> _WHAT IS NEEDED_
Go through the lines below. Copy those with "color".

----------------

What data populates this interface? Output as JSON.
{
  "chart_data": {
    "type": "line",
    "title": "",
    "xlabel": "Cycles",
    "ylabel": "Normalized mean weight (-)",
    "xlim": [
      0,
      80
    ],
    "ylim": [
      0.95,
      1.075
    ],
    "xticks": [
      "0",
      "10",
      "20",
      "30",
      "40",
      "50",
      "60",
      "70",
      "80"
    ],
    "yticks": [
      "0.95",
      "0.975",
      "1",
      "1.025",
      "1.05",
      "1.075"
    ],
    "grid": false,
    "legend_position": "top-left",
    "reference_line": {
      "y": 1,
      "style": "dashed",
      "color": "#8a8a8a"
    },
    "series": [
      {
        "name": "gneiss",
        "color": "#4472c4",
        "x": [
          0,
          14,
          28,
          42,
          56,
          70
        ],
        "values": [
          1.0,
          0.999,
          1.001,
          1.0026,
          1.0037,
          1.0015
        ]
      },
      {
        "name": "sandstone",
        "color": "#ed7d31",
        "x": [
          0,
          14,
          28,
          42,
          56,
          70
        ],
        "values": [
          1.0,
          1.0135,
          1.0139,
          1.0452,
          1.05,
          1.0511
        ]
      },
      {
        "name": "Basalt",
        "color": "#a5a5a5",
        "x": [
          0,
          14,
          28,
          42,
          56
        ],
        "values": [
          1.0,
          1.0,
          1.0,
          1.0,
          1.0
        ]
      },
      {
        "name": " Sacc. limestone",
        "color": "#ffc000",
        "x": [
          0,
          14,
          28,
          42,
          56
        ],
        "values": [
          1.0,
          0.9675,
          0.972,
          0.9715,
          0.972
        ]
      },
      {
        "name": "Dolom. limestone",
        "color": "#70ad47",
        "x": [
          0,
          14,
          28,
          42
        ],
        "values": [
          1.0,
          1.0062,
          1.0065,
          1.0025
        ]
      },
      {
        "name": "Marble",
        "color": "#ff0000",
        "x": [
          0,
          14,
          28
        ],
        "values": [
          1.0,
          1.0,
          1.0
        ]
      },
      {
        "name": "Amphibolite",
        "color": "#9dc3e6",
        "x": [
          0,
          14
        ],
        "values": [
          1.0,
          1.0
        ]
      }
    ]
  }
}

----------------

> _EXERCISE SOLUTION_
      "color": "#8a8a8a"
        "color": "#4472c4",
        "color": "#ed7d31",
        "color": "#a5a5a5",
        "color": "#ffc000",
        "color": "#70ad47",
        "color": "#ff0000",
        "color": "#9dc3e6",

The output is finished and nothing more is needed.